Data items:
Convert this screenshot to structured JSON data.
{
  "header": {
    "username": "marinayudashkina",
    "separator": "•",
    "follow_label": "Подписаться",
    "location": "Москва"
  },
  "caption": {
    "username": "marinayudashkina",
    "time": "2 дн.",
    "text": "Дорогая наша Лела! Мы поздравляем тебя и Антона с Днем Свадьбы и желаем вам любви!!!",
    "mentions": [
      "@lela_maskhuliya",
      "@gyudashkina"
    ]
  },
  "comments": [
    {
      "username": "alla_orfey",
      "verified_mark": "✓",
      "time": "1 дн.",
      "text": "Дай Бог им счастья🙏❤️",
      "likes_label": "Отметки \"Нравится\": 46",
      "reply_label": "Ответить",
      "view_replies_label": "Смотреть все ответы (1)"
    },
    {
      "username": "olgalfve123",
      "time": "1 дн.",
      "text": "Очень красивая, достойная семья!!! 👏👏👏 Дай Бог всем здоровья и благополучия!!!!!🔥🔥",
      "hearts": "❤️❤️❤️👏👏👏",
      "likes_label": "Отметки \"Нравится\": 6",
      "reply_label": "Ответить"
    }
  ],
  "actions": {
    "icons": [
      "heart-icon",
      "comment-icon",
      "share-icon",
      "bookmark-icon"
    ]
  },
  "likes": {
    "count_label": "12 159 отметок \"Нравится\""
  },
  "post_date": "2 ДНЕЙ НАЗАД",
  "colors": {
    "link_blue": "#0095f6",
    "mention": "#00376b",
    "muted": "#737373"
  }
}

...

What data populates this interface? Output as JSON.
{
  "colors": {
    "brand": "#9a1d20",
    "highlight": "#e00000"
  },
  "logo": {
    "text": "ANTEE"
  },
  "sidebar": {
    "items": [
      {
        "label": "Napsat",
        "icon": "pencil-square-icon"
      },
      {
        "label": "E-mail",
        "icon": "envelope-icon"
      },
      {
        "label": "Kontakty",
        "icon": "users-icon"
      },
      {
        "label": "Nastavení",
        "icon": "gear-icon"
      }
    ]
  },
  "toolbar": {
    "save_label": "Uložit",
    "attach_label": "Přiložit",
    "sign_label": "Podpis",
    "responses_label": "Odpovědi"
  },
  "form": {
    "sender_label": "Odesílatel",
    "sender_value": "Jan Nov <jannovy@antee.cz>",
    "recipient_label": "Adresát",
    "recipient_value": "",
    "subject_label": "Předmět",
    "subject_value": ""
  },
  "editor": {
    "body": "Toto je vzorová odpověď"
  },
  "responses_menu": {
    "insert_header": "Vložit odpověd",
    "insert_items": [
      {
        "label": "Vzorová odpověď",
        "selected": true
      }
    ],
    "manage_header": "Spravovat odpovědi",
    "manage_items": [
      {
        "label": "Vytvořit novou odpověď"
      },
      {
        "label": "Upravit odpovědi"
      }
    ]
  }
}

--

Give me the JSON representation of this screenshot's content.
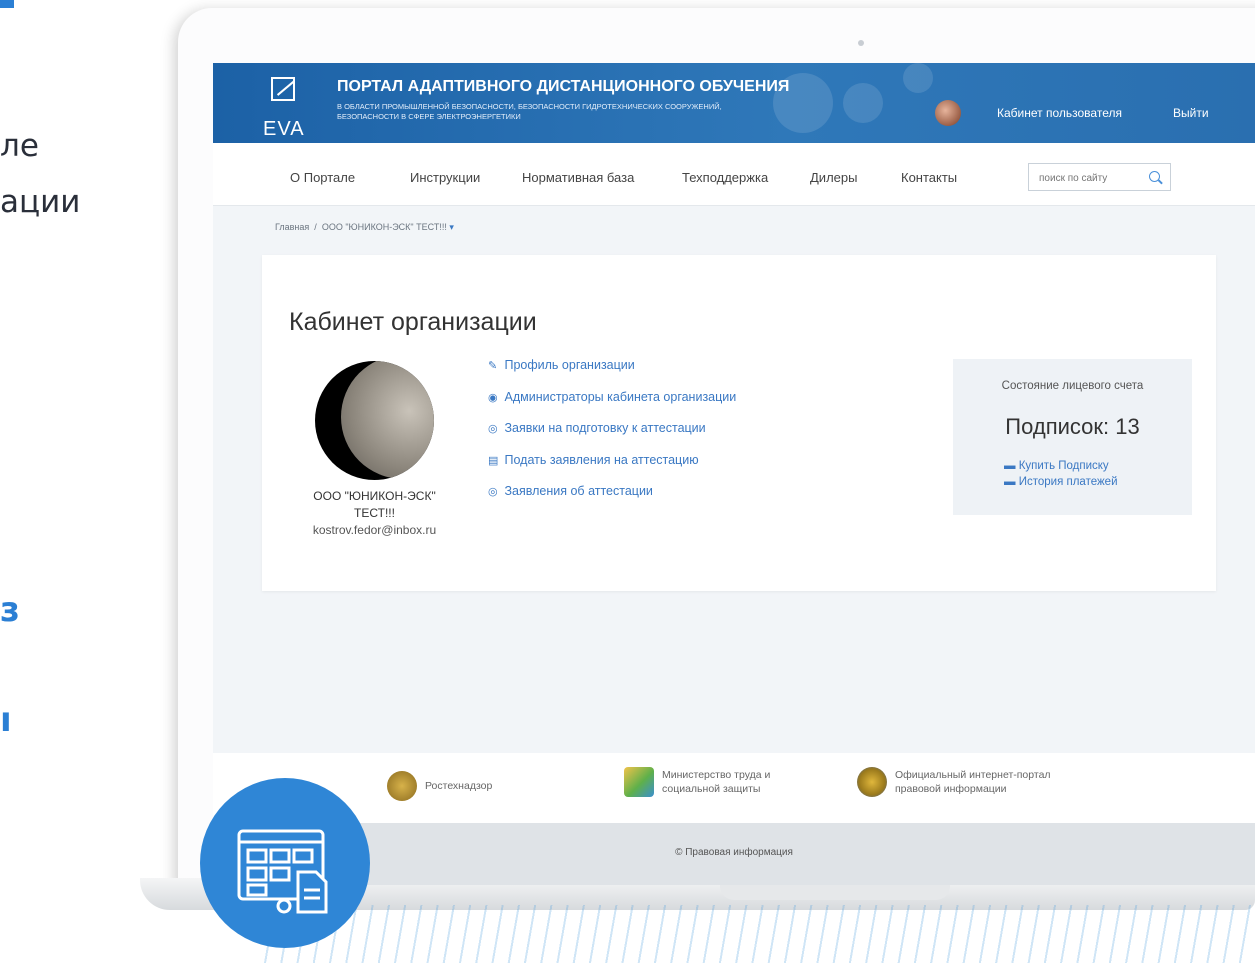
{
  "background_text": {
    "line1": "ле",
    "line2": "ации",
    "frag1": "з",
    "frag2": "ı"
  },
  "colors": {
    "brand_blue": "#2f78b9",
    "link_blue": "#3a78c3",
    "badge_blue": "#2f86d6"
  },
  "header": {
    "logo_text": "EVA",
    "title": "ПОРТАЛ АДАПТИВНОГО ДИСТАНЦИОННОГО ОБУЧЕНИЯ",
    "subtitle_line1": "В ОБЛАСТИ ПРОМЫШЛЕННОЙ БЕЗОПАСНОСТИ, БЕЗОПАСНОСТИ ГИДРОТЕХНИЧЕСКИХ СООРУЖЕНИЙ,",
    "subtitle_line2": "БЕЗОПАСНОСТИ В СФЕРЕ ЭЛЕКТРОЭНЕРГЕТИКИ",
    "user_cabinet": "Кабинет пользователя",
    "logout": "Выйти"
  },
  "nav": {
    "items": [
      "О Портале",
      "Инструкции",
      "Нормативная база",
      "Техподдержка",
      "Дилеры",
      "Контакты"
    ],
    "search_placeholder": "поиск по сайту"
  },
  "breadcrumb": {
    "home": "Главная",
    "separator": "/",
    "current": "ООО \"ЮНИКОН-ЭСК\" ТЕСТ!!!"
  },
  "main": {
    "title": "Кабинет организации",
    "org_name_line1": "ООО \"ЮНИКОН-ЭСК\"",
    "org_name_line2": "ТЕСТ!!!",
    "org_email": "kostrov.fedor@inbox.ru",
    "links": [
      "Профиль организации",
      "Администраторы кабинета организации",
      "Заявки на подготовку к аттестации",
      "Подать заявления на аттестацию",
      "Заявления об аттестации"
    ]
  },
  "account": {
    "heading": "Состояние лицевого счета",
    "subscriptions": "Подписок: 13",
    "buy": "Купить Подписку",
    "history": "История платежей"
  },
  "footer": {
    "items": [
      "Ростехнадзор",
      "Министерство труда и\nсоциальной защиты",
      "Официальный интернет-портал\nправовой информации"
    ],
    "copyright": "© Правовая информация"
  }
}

_Request_:
Select every line in the records above that contains the word "username".

_Written response_:
    "username": "marinayudashkina",
    "username": "marinayudashkina",
      "username": "alla_orfey",
      "username": "olgalfve123",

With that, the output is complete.